== Actions to take ==
[a] According to the article on choosing a GUI framework, which framework is recommended when the customer wants a desktop application?
[b] According to the article on choosing a GUI framework, why is it a drawback to restrict yourself to Java? Answer in one to three sentences.
[c] Extend the article on choosing a GUI framework, starting right after its final sentence.

== Page extract ==
......
Are you looking for the silver bullet of the GUI frameworks? Well, there’s none. There are a few guiding questions that help you to choose a suitable framework:

  • Do you want to write a desktop application, a server-centric web application or an application running on mobile devices?
  • Does it have to be Java? If you restrict yourself to Java you miss some interesting JVM GUI frameworks (e.g. Play, Lift, Grails, Dart’s Web UI, just to name a few).
  • Is your customer happy with simple forms, or do you need full-blown AJAX applications offering almost the same features as a desktop application?
  • Do you need complex server side validations and calculations? If so, you’re better off with a server-centric framework like JSF, or a desktop framework like JavaFX.
  • Does your web application have to support offline periods? This can be achieved best with an HTML5 framework like AngularJS or extJS.

Putting it in a nutshell, I’d recommend JavaFX if your customer wants a desktop application (and if you know how to keep out of deployment hell). If your customer wants a web application, I recommend GWT, Vaadin, AngularJS or JSF. Each of these frameworks has their pros and cons. So at the end of the day, it depends on your customer’s needs. But then – that’s the way it ought to be!

Further reading:

Adam Bien comparing client-centric vs. server-centric Java GUI frameworks
Writing JSF libraries
JavaFX and GroovyFX
JavaFX News, Demos and Insight (
a discussion on on Java GUI frameworks (led in 2011)
Ember vs. AngularJS
What is AngularJS 2.0 going to look like?
AngularJS 2.0: Sneak Preview on data binding
TodoMVC shows a simple to-do-list implemented in 60+ GUI frameworks
an excellent introduction to AngularJS at
Dave Gruber comparing ten Javascript MVC frameworks (including nine frameworks not covered by this article)
JSF, GWT and AngularJS compared
criticism concerning AngularJS

  1. Currently, JSR303 is only partially supported by JSF. As far as I know, this will be fixed in a future version. If you need full JSR303 support today, simply add Apache’s ExtVal.jar.
......
== Dataset entries ==
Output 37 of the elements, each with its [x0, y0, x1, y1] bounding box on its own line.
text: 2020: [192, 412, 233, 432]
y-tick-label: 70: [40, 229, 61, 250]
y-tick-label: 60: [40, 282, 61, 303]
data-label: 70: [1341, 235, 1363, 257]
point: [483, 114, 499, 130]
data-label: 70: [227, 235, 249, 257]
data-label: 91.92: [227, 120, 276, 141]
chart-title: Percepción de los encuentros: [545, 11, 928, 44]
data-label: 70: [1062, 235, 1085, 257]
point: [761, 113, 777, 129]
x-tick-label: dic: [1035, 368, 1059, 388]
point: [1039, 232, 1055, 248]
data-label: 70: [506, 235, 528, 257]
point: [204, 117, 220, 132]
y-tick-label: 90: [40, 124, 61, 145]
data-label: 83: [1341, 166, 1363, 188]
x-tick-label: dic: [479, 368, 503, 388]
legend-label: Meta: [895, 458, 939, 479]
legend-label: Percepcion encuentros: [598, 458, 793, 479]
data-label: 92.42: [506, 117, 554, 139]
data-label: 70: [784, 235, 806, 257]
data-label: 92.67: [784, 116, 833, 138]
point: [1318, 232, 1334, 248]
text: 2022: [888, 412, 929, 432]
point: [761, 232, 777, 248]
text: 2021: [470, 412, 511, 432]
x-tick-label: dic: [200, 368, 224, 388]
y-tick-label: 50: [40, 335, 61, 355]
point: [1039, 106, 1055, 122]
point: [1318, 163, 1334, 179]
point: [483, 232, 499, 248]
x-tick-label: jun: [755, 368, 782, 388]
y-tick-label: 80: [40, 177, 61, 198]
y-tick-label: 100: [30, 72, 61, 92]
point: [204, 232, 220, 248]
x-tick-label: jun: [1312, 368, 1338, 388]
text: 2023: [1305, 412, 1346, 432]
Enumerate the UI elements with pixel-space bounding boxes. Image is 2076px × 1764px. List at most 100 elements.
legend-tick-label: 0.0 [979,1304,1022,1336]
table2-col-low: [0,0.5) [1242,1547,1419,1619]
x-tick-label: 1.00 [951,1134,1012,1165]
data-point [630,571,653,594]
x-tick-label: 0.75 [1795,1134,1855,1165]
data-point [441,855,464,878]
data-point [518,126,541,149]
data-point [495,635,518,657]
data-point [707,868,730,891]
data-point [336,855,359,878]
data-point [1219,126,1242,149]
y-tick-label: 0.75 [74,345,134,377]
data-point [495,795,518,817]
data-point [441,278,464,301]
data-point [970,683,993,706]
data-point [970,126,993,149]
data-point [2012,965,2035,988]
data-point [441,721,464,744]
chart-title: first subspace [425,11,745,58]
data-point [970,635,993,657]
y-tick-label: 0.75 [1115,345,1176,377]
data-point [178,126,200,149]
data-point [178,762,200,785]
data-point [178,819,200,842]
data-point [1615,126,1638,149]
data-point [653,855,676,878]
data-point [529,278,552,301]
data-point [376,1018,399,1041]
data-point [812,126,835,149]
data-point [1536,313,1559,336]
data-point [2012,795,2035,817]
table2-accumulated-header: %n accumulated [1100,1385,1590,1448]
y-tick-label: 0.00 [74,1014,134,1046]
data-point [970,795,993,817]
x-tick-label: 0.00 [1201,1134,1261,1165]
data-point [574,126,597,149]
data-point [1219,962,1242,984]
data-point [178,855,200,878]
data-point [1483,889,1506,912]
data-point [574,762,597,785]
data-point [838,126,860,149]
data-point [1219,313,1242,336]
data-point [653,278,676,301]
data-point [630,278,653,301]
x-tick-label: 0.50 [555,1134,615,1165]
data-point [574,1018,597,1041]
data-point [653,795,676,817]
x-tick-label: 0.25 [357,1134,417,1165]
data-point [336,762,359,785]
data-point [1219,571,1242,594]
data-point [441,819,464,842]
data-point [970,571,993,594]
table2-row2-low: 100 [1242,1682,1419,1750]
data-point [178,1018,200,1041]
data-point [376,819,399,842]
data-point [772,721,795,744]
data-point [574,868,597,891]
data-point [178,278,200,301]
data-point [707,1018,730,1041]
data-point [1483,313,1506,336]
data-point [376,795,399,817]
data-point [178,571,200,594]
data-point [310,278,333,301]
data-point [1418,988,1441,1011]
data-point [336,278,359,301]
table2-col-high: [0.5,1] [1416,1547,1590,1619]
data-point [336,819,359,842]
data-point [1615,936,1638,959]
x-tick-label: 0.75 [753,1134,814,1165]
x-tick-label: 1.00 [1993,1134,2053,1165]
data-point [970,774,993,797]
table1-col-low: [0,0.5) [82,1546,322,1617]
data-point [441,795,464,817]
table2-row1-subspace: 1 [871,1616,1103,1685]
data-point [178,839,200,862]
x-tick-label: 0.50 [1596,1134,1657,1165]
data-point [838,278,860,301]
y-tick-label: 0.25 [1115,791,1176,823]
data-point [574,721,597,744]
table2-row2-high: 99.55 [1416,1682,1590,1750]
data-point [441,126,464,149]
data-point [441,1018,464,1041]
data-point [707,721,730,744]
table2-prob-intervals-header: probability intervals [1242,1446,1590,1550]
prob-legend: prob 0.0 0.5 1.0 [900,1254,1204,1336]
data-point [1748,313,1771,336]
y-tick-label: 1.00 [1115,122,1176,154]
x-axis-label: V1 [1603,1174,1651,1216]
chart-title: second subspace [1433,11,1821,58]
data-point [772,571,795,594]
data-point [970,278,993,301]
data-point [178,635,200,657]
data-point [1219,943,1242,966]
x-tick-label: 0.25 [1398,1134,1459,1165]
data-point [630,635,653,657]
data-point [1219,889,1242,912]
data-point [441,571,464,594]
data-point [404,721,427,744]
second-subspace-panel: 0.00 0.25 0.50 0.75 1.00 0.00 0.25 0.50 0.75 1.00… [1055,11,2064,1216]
......
== Task-by-task outputs ==
[a] JavaFX

[b] Restricting yourself to Java means missing some interesting JVM GUI frameworks. The article names Play, Lift, Grails and Dart's Web UI as examples.

[c]
  2. It’s a common prejudice that JSF pages can only be written in XML. It’s possible to write them in pure Java. But it’s not easy – especially when it comes to adding converters and facets.
  3. There are solutions for each of the problems, but they are clumsy. Except for 3D-modeling: HTML5 offers some neat support for this. But currently using HTML5 excludes a lot of possible users.
  4. Among others, this includes the frameworks my team and I wrote. I’d like to mention them, but they are closed source.

54 thoughts on “Which Is the Hottest UI Framework in the Java World: JSF or JavaFX?

  1. One thing to know about the difference between GWT and Vaadin is that GWT is evaluated on the client. E.g. a button disable/enable action doesn’t go to the server.
    With Vaadin each and every item will get send to the server, that means when you click on a button, a request get’s send to the server, evaluated and if you need to update something else then a response is send back.
    In return that means that you dirty little company secrets stays a secret.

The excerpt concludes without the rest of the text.